▶ [WHAT IS NEEDED] Format every line of the records below as a JSON list of strings, with one string per line and blank lines omitted.

▶ [SOURCE RECORDS]
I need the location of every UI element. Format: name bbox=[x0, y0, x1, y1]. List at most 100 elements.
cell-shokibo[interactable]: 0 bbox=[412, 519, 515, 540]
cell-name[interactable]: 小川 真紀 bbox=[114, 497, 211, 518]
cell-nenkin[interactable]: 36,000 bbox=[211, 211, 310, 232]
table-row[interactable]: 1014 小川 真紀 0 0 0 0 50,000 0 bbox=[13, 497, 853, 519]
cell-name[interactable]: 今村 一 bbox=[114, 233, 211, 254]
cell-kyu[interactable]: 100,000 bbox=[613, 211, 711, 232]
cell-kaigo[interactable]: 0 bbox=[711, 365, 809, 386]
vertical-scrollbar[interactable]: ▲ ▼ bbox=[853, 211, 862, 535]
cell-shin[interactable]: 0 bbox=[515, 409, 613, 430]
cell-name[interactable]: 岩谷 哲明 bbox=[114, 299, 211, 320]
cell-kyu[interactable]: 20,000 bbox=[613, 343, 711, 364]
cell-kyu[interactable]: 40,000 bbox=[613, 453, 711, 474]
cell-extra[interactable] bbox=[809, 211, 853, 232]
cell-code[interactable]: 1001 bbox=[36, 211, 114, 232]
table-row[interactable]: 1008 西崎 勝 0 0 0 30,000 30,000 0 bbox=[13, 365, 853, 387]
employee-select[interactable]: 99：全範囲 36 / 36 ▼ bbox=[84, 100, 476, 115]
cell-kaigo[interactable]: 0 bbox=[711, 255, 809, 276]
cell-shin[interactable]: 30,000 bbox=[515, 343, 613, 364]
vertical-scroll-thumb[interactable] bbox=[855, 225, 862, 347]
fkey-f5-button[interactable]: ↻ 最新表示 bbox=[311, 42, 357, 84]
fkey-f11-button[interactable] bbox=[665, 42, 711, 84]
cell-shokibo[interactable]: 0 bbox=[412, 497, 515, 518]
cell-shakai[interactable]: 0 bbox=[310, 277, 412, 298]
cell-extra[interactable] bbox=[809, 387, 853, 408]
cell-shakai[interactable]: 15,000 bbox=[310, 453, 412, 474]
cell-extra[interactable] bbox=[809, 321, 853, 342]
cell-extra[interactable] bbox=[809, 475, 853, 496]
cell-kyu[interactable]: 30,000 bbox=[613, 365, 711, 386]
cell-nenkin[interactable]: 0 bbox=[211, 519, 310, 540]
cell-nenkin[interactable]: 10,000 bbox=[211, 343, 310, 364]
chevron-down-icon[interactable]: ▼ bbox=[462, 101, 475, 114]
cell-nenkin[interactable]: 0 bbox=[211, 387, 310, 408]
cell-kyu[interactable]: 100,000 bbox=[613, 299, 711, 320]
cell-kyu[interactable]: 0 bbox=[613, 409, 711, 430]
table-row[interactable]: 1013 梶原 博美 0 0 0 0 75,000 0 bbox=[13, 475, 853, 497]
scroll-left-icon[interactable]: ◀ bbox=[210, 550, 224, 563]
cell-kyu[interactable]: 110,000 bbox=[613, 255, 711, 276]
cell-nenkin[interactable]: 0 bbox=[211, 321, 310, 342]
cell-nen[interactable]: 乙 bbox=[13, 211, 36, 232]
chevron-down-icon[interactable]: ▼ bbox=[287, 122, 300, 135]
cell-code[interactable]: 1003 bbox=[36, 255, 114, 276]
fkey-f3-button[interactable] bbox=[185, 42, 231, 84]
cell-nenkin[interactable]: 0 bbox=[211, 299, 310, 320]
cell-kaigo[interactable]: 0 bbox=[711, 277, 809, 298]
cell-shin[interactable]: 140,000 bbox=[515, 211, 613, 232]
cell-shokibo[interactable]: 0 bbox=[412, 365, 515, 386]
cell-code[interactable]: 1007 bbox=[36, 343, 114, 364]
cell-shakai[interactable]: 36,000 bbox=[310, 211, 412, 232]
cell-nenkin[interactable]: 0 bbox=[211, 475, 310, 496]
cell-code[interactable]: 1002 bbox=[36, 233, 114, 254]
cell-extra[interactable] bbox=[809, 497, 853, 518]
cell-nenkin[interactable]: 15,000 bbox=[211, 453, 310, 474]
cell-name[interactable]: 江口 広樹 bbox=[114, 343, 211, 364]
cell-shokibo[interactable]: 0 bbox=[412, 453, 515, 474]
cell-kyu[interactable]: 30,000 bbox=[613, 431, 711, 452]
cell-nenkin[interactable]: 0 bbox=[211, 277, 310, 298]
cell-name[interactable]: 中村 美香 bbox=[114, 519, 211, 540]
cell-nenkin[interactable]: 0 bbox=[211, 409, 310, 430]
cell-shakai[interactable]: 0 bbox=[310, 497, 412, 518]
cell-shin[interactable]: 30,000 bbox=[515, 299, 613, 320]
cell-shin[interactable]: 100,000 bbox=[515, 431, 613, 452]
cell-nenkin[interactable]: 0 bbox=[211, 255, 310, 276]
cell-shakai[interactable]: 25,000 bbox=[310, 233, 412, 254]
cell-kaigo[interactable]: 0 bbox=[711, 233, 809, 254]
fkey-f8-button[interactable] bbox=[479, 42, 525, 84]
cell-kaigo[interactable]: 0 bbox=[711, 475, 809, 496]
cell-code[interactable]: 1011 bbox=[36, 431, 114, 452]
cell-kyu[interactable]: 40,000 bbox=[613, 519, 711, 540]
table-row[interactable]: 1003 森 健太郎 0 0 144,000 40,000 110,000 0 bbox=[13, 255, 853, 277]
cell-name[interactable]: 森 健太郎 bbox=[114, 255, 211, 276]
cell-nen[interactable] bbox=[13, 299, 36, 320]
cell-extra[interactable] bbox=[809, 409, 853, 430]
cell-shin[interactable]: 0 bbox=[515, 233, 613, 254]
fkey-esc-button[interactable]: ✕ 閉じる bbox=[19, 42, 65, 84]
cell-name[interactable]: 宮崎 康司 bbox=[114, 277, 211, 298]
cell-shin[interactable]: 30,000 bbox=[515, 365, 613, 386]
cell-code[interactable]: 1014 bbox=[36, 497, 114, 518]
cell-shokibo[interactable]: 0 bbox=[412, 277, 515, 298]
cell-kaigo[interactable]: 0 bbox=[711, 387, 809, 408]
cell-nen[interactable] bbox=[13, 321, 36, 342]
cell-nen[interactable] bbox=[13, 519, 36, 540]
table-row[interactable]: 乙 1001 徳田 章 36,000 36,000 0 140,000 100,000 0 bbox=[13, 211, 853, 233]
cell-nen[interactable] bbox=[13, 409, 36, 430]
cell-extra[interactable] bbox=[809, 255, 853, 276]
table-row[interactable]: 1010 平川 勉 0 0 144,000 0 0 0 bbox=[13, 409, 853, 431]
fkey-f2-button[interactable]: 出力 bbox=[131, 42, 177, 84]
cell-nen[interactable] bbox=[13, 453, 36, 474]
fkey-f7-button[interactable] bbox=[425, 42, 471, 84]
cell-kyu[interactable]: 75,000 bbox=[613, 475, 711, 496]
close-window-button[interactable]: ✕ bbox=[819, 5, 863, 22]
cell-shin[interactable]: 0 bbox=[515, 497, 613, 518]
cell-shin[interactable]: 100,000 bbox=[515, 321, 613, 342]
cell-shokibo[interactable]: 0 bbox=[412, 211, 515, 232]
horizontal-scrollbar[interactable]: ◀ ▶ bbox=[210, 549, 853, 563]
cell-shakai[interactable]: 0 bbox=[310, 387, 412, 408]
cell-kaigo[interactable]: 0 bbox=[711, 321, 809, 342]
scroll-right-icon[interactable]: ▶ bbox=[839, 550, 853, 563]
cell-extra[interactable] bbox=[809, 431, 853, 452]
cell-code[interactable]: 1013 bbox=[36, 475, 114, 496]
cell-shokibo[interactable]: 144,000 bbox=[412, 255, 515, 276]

▶ [THE COMPLETED TASK]
[
  "I need the location of every UI element. Format: name bbox=[x0, y0, x1, y1]. List at most 100 elements.",
  "cell-shokibo[interactable]: 0 bbox=[412, 519, 515, 540]",
  "cell-name[interactable]: 小川 真紀 bbox=[114, 497, 211, 518]",
  "cell-nenkin[interactable]: 36,000 bbox=[211, 211, 310, 232]",
  "table-row[interactable]: 1014 小川 真紀 0 0 0 0 50,000 0 bbox=[13, 497, 853, 519]",
  "cell-name[interactable]: 今村 一 bbox=[114, 233, 211, 254]",
  "cell-kyu[interactable]: 100,000 bbox=[613, 211, 711, 232]",
  "cell-kaigo[interactable]: 0 bbox=[711, 365, 809, 386]",
  "vertical-scrollbar[interactable]: ▲ ▼ bbox=[853, 211, 862, 535]",
  "cell-shin[interactable]: 0 bbox=[515, 409, 613, 430]",
  "cell-name[interactable]: 岩谷 哲明 bbox=[114, 299, 211, 320]",
  "cell-kyu[interactable]: 20,000 bbox=[613, 343, 711, 364]",
  "cell-kyu[interactable]: 40,000 bbox=[613, 453, 711, 474]",
  "cell-extra[interactable] bbox=[809, 211, 853, 232]",
  "cell-code[interactable]: 1001 bbox=[36, 211, 114, 232]",
  "table-row[interactable]: 1008 西崎 勝 0 0 0 30,000 30,000 0 bbox=[13, 365, 853, 387]",
  "employee-select[interactable]: 99：全範囲 36 / 36 ▼ bbox=[84, 100, 476, 115]",
  "cell-kaigo[interactable]: 0 bbox=[711, 255, 809, 276]",
  "cell-shin[interactable]: 30,000 bbox=[515, 343, 613, 364]",
  "vertical-scroll-thumb[interactable] bbox=[855, 225, 862, 347]",
  "fkey-f5-button[interactable]: ↻ 最新表示 bbox=[311, 42, 357, 84]",
  "fkey-f11-button[interactable] bbox=[665, 42, 711, 84]",
  "cell-shokibo[interactable]: 0 bbox=[412, 497, 515, 518]",
  "cell-shakai[interactable]: 0 bbox=[310, 277, 412, 298]",
  "cell-extra[interactable] bbox=[809, 387, 853, 408]",
  "cell-shakai[interactable]: 15,000 bbox=[310, 453, 412, 474]",
  "cell-extra[interactable] bbox=[809, 321, 853, 342]",
  "cell-extra[interactable] bbox=[809, 475, 853, 496]",
  "cell-kyu[interactable]: 30,000 bbox=[613, 365, 711, 386]",
  "cell-nenkin[interactable]: 0 bbox=[211, 519, 310, 540]",
  "cell-nenkin[interactable]: 10,000 bbox=[211, 343, 310, 364]",
  "chevron-down-icon[interactable]: ▼ bbox=[462, 101, 475, 114]",
  "cell-nenkin[interactable]: 0 bbox=[211, 387, 310, 408]",
  "cell-kyu[interactable]: 100,000 bbox=[613, 299, 711, 320]",
  "cell-kyu[interactable]: 0 bbox=[613, 409, 711, 430]",
  "table-row[interactable]: 1013 梶原 博美 0 0 0 0 75,000 0 bbox=[13, 475, 853, 497]",
  "scroll-left-icon[interactable]: ◀ bbox=[210, 550, 224, 563]",
  "cell-kyu[interactable]: 110,000 bbox=[613, 255, 711, 276]",
  "cell-nenkin[interactable]: 0 bbox=[211, 321, 310, 342]",
  "cell-nen[interactable]: 乙 bbox=[13, 211, 36, 232]",
  "chevron-down-icon[interactable]: ▼ bbox=[287, 122, 300, 135]",
  "cell-code[interactable]: 1003 bbox=[36, 255, 114, 276]",
  "fkey-f3-button[interactable] bbox=[185, 42, 231, 84]",
  "cell-nenkin[interactable]: 0 bbox=[211, 299, 310, 320]",
  "cell-kaigo[interactable]: 0 bbox=[711, 277, 809, 298]",
  "cell-shin[interactable]: 140,000 bbox=[515, 211, 613, 232]",
  "cell-shokibo[interactable]: 0 bbox=[412, 365, 515, 386]",
  "cell-code[interactable]: 1007 bbox=[36, 343, 114, 364]",
  "cell-shakai[interactable]: 36,000 bbox=[310, 211, 412, 232]",
  "cell-nenkin[interactable]: 0 bbox=[211, 475, 310, 496]",
  "cell-code[interactable]: 1002 bbox=[36, 233, 114, 254]",
  "cell-extra[interactable] bbox=[809, 497, 853, 518]",
  "cell-nenkin[interactable]: 15,000 bbox=[211, 453, 310, 474]",
  "cell-name[interactable]: 江口 広樹 bbox=[114, 343, 211, 364]",
  "cell-shokibo[interactable]: 0 bbox=[412, 453, 515, 474]",
  "cell-kyu[interactable]: 30,000 bbox=[613, 431, 711, 452]",
  "cell-nenkin[interactable]: 0 bbox=[211, 277, 310, 298]",
  "cell-name[interactable]: 中村 美香 bbox=[114, 519, 211, 540]",
  "cell-nenkin[interactable]: 0 bbox=[211, 409, 310, 430]",
  "cell-shakai[interactable]: 0 bbox=[310, 497, 412, 518]",
  "cell-shin[interactable]: 30,000 bbox=[515, 299, 613, 320]",
  "cell-shin[interactable]: 100,000 bbox=[515, 431, 613, 452]",
  "cell-nenkin[interactable]: 0 bbox=[211, 255, 310, 276]",
  "cell-shakai[interactable]: 25,000 bbox=[310, 233, 412, 254]",
  "cell-kaigo[interactable]: 0 bbox=[711, 233, 809, 254]",
  "fkey-f8-button[interactable] bbox=[479, 42, 525, 84]",
  "cell-kaigo[interactable]: 0 bbox=[711, 475, 809, 496]",
  "cell-code[interactable]: 1011 bbox=[36, 431, 114, 452]",
  "cell-kyu[interactable]: 40,000 bbox=[613, 519, 711, 540]",
  "table-row[interactable]: 1003 森 健太郎 0 0 144,000 40,000 110,000 0 bbox=[13, 255, 853, 277]",
  "cell-name[interactable]: 森 健太郎 bbox=[114, 255, 211, 276]",
  "cell-nen[interactable] bbox=[13, 299, 36, 320]",
  "cell-extra[interactable] bbox=[809, 409, 853, 430]",
  "cell-shin[interactable]: 0 bbox=[515, 233, 613, 254]",
  "fkey-esc-button[interactable]: ✕ 閉じる bbox=[19, 42, 65, 84]",
  "cell-name[interactable]: 宮崎 康司 bbox=[114, 277, 211, 298]",
  "cell-shin[interactable]: 30,000 bbox=[515, 365, 613, 386]",
  "cell-code[interactable]: 1014 bbox=[36, 497, 114, 518]",
  "cell-shokibo[interactable]: 0 bbox=[412, 277, 515, 298]",
  "cell-kaigo[interactable]: 0 bbox=[711, 387, 809, 408]",
  "cell-nen[interactable] bbox=[13, 321, 36, 342]",
  "cell-nen[interactable] bbox=[13, 519, 36, 540]",
  "table-row[interactable]: 乙 1001 徳田 章 36,000 36,000 0 140,000 100,000 0 bbox=[13, 211, 853, 233]",
  "cell-nen[interactable] bbox=[13, 409, 36, 430]",
  "cell-extra[interactable] bbox=[809, 255, 853, 276]",
  "table-row[interactable]: 1010 平川 勉 0 0 144,000 0 0 0 bbox=[13, 409, 853, 431]",
  "fkey-f2-button[interactable]: 出力 bbox=[131, 42, 177, 84]",
  "cell-nen[interactable] bbox=[13, 453, 36, 474]",
  "fkey-f7-button[interactable] bbox=[425, 42, 471, 84]",
  "cell-kyu[interactable]: 75,000 bbox=[613, 475, 711, 496]",
  "close-window-button[interactable]: ✕ bbox=[819, 5, 863, 22]",
  "cell-shin[interactable]: 0 bbox=[515, 497, 613, 518]",
  "cell-shin[interactable]: 100,000 bbox=[515, 321, 613, 342]",
  "cell-shokibo[interactable]: 0 bbox=[412, 211, 515, 232]",
  "horizontal-scrollbar[interactable]: ◀ ▶ bbox=[210, 549, 853, 563]",
  "cell-shakai[interactable]: 0 bbox=[310, 387, 412, 408]",
  "cell-kaigo[interactable]: 0 bbox=[711, 321, 809, 342]",
  "scroll-right-icon[interactable]: ▶ bbox=[839, 550, 853, 563]",
  "cell-extra[interactable] bbox=[809, 431, 853, 452]",
  "cell-code[interactable]: 1013 bbox=[36, 475, 114, 496]",
  "cell-shokibo[interactable]: 144,000 bbox=[412, 255, 515, 276]"
]